* _REQUIREMENTS_: Select all lines with the string "true" in them, and copy those lines.
☆ ☆ ☆ ☆ ☆ ☆ ☆
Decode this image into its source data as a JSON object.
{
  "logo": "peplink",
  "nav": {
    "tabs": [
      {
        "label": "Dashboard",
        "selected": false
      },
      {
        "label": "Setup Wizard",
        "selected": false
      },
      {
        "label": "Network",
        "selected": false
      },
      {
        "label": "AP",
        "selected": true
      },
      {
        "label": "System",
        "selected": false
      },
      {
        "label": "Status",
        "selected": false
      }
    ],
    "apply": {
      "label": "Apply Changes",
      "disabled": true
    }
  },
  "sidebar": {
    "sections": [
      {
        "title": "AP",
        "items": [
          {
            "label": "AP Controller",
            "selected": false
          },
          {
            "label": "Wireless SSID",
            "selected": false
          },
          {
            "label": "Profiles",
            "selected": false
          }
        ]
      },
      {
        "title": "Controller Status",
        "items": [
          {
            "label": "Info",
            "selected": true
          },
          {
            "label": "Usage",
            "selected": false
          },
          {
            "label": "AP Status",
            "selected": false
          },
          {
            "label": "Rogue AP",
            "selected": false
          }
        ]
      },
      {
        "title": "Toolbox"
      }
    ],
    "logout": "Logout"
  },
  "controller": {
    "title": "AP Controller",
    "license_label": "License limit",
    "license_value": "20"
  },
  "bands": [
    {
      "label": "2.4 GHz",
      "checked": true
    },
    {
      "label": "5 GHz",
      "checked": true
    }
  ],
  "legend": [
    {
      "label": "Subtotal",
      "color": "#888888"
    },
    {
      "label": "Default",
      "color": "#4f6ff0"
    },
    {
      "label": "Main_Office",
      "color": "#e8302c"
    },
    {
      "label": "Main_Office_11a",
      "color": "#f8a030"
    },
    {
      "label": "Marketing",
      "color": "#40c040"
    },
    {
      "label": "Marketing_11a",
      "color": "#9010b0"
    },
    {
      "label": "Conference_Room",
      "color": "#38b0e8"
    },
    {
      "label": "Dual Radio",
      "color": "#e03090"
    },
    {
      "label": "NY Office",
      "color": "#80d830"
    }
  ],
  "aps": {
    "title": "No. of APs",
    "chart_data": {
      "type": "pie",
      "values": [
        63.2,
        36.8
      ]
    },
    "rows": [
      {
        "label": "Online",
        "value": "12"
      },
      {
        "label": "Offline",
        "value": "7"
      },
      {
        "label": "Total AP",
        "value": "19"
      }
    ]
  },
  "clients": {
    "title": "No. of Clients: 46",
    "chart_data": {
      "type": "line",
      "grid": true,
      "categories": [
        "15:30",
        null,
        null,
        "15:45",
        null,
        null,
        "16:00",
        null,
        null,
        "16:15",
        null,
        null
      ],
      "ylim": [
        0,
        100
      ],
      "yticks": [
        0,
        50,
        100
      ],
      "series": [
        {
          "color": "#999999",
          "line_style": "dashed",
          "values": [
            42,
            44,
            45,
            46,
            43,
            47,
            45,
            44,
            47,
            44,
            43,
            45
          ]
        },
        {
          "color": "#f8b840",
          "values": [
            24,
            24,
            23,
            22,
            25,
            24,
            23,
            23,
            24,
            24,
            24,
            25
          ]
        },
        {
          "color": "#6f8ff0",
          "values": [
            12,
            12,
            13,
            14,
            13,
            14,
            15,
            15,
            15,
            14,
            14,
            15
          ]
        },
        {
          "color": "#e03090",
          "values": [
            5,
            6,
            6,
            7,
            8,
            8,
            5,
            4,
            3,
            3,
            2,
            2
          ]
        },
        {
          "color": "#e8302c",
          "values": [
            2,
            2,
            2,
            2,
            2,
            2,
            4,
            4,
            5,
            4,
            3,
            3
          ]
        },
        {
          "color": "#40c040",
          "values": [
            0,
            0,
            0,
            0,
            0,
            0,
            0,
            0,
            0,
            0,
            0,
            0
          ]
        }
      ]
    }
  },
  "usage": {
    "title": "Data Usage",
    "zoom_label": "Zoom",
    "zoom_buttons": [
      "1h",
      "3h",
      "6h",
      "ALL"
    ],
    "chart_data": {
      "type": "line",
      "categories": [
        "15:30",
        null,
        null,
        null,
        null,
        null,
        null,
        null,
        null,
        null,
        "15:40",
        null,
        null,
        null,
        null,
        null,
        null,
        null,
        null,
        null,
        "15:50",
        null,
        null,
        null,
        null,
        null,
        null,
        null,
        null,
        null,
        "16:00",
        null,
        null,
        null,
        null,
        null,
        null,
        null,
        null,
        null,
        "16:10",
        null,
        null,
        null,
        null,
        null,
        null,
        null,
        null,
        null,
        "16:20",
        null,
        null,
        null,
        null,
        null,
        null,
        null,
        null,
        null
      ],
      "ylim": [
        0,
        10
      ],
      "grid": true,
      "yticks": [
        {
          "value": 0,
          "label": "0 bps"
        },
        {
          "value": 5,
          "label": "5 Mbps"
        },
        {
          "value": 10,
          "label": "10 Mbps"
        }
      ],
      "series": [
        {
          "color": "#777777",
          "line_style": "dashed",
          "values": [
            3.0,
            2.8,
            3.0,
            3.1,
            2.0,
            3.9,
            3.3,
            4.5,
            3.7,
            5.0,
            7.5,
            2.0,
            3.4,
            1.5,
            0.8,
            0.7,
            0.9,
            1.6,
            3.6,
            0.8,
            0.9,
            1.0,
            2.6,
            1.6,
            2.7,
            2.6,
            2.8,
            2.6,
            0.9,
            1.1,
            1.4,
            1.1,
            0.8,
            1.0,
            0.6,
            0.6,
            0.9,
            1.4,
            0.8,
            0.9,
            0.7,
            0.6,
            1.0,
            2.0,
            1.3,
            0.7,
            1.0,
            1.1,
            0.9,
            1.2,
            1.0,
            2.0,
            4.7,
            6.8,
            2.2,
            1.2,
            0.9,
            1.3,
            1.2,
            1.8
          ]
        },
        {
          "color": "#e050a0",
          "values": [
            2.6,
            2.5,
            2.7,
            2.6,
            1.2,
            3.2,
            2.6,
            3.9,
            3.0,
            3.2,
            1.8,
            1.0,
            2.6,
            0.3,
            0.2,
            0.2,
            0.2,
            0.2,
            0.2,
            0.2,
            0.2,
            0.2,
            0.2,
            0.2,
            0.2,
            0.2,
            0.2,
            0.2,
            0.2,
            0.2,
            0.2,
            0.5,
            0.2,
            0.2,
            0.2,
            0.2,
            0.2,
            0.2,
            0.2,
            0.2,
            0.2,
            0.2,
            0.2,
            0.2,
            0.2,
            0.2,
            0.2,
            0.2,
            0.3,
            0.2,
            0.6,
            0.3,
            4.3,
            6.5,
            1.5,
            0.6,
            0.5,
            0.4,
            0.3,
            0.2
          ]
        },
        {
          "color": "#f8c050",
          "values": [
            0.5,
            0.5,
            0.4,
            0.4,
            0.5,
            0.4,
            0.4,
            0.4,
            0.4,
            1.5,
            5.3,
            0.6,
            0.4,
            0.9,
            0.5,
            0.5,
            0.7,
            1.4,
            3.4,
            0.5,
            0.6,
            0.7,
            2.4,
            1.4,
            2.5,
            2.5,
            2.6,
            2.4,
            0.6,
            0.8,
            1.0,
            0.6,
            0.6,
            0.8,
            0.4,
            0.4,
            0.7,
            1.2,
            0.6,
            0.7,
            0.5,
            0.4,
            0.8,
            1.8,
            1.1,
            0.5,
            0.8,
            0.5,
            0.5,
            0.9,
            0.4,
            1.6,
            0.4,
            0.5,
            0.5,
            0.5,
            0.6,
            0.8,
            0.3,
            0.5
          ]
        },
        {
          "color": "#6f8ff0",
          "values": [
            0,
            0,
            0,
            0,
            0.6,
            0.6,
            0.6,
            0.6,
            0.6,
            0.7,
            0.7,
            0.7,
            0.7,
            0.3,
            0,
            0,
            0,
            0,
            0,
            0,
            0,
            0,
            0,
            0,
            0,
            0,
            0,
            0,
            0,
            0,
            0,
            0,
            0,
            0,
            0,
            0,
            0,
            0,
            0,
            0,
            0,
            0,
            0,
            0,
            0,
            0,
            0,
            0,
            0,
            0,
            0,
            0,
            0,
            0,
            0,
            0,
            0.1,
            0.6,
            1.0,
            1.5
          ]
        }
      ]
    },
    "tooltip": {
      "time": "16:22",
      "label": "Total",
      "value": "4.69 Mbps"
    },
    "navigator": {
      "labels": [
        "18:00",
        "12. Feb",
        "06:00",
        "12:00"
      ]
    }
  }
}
☆ ☆ ☆ ☆ ☆ ☆ ☆
* _PROBLEM SOLUTION_:
        "selected": true
      "disabled": true
            "selected": true
      "checked": true
      "checked": true
      "grid": true,
      "grid": true,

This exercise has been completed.